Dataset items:
----
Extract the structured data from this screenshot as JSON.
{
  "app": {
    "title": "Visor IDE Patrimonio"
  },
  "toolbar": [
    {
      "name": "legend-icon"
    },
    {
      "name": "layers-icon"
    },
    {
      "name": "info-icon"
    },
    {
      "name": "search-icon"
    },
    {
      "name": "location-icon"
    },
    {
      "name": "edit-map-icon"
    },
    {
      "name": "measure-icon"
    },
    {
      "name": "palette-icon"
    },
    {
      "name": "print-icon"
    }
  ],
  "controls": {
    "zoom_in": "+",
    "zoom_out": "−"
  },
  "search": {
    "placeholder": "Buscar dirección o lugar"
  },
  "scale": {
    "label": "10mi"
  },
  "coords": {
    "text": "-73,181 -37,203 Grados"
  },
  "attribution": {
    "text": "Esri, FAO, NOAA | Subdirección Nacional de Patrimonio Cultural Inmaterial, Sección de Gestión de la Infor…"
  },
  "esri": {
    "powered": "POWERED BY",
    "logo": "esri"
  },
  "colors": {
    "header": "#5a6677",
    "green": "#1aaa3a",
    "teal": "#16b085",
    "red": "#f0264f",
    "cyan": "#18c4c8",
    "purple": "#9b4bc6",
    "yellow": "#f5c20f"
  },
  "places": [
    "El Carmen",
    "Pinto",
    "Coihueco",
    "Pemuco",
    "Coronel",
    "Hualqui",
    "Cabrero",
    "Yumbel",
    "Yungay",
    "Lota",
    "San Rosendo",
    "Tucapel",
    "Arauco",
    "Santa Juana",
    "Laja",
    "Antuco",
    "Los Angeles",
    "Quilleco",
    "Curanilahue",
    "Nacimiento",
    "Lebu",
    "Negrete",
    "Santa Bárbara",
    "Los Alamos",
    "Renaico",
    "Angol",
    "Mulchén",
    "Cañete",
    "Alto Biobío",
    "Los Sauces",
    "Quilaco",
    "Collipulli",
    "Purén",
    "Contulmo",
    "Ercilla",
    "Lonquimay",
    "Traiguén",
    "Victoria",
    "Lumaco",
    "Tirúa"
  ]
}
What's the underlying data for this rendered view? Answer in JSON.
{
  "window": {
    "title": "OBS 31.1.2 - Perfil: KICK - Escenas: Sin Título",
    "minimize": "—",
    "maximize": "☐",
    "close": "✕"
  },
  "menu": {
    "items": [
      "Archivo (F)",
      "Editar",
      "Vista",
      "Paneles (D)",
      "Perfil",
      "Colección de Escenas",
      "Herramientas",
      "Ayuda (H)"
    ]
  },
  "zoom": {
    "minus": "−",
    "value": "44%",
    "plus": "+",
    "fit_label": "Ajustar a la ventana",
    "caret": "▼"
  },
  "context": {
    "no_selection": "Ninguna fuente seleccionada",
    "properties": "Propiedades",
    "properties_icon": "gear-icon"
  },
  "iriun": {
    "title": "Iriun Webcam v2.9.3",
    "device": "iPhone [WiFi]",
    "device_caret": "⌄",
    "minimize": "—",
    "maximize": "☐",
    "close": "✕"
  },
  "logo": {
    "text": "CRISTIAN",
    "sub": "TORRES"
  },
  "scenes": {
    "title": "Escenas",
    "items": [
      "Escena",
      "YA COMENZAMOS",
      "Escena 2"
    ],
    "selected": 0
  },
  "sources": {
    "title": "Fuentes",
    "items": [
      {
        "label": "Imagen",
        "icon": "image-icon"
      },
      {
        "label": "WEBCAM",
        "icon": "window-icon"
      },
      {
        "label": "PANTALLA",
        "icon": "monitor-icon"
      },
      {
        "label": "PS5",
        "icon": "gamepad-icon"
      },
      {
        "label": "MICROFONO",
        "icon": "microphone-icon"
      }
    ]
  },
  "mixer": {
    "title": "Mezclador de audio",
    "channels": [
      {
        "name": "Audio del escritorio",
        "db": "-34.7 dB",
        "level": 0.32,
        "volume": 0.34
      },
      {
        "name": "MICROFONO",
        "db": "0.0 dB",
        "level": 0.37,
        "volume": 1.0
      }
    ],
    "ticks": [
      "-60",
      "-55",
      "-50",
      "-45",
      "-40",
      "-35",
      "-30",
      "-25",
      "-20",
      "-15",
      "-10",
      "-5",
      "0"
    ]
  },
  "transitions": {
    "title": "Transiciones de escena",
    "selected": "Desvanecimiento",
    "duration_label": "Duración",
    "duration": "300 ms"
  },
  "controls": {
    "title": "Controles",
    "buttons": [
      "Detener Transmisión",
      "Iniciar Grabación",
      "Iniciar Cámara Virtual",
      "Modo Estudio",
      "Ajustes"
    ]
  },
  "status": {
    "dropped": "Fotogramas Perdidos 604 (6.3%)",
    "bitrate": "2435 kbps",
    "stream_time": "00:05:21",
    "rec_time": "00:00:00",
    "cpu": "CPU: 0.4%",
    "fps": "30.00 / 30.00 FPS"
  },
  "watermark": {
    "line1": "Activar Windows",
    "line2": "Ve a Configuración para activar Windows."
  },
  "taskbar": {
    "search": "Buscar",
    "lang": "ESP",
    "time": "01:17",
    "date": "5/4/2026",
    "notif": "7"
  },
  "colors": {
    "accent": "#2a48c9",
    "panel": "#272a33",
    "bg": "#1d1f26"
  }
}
----
WHAT TO WORK ON =
Return all the data above once more, precisely as given.

EXERCISE ANSWER =
Extract the structured data from this screenshot as JSON.
{
  "app": {
    "title": "Visor IDE Patrimonio"
  },
  "toolbar": [
    {
      "name": "legend-icon"
    },
    {
      "name": "layers-icon"
    },
    {
      "name": "info-icon"
    },
    {
      "name": "search-icon"
    },
    {
      "name": "location-icon"
    },
    {
      "name": "edit-map-icon"
    },
    {
      "name": "measure-icon"
    },
    {
      "name": "palette-icon"
    },
    {
      "name": "print-icon"
    }
  ],
  "controls": {
    "zoom_in": "+",
    "zoom_out": "−"
  },
  "search": {
    "placeholder": "Buscar dirección o lugar"
  },
  "scale": {
    "label": "10mi"
  },
  "coords": {
    "text": "-73,181 -37,203 Grados"
  },
  "attribution": {
    "text": "Esri, FAO, NOAA | Subdirección Nacional de Patrimonio Cultural Inmaterial, Sección de Gestión de la Infor…"
  },
  "esri": {
    "powered": "POWERED BY",
    "logo": "esri"
  },
  "colors": {
    "header": "#5a6677",
    "green": "#1aaa3a",
    "teal": "#16b085",
    "red": "#f0264f",
    "cyan": "#18c4c8",
    "purple": "#9b4bc6",
    "yellow": "#f5c20f"
  },
  "places": [
    "El Carmen",
    "Pinto",
    "Coihueco",
    "Pemuco",
    "Coronel",
    "Hualqui",
    "Cabrero",
    "Yumbel",
    "Yungay",
    "Lota",
    "San Rosendo",
    "Tucapel",
    "Arauco",
    "Santa Juana",
    "Laja",
    "Antuco",
    "Los Angeles",
    "Quilleco",
    "Curanilahue",
    "Nacimiento",
    "Lebu",
    "Negrete",
    "Santa Bárbara",
    "Los Alamos",
    "Renaico",
    "Angol",
    "Mulchén",
    "Cañete",
    "Alto Biobío",
    "Los Sauces",
    "Quilaco",
    "Collipulli",
    "Purén",
    "Contulmo",
    "Ercilla",
    "Lonquimay",
    "Traiguén",
    "Victoria",
    "Lumaco",
    "Tirúa"
  ]
}
What's the underlying data for this rendered view? Answer in JSON.
{
  "window": {
    "title": "OBS 31.1.2 - Perfil: KICK - Escenas: Sin Título",
    "minimize": "—",
    "maximize": "☐",
    "close": "✕"
  },
  "menu": {
    "items": [
      "Archivo (F)",
      "Editar",
      "Vista",
      "Paneles (D)",
      "Perfil",
      "Colección de Escenas",
      "Herramientas",
      "Ayuda (H)"
    ]
  },
  "zoom": {
    "minus": "−",
    "value": "44%",
    "plus": "+",
    "fit_label": "Ajustar a la ventana",
    "caret": "▼"
  },
  "context": {
    "no_selection": "Ninguna fuente seleccionada",
    "properties": "Propiedades",
    "properties_icon": "gear-icon"
  },
  "iriun": {
    "title": "Iriun Webcam v2.9.3",
    "device": "iPhone [WiFi]",
    "device_caret": "⌄",
    "minimize": "—",
    "maximize": "☐",
    "close": "✕"
  },
  "logo": {
    "text": "CRISTIAN",
    "sub": "TORRES"
  },
  "scenes": {
    "title": "Escenas",
    "items": [
      "Escena",
      "YA COMENZAMOS",
      "Escena 2"
    ],
    "selected": 0
  },
  "sources": {
    "title": "Fuentes",
    "items": [
      {
        "label": "Imagen",
        "icon": "image-icon"
      },
      {
        "label": "WEBCAM",
        "icon": "window-icon"
      },
      {
        "label": "PANTALLA",
        "icon": "monitor-icon"
      },
      {
        "label": "PS5",
        "icon": "gamepad-icon"
      },
      {
        "label": "MICROFONO",
        "icon": "microphone-icon"
      }
    ]
  },
  "mixer": {
    "title": "Mezclador de audio",
    "channels": [
      {
        "name": "Audio del escritorio",
        "db": "-34.7 dB",
        "level": 0.32,
        "volume": 0.34
      },
      {
        "name": "MICROFONO",
        "db": "0.0 dB",
        "level": 0.37,
        "volume": 1.0
      }
    ],
    "ticks": [
      "-60",
      "-55",
      "-50",
      "-45",
      "-40",
      "-35",
      "-30",
      "-25",
      "-20",
      "-15",
      "-10",
      "-5",
      "0"
    ]
  },
  "transitions": {
    "title": "Transiciones de escena",
    "selected": "Desvanecimiento",
    "duration_label": "Duración",
    "duration": "300 ms"
  },
  "controls": {
    "title": "Controles",
    "buttons": [
      "Detener Transmisión",
      "Iniciar Grabación",
      "Iniciar Cámara Virtual",
      "Modo Estudio",
      "Ajustes"
    ]
  },
  "status": {
    "dropped": "Fotogramas Perdidos 604 (6.3%)",
    "bitrate": "2435 kbps",
    "stream_time": "00:05:21",
    "rec_time": "00:00:00",
    "cpu": "CPU: 0.4%",
    "fps": "30.00 / 30.00 FPS"
  },
  "watermark": {
    "line1": "Activar Windows",
    "line2": "Ve a Configuración para activar Windows."
  },
  "taskbar": {
    "search": "Buscar",
    "lang": "ESP",
    "time": "01:17",
    "date": "5/4/2026",
    "notif": "7"
  },
  "colors": {
    "accent": "#2a48c9",
    "panel": "#272a33",
    "bg": "#1d1f26"
  }
}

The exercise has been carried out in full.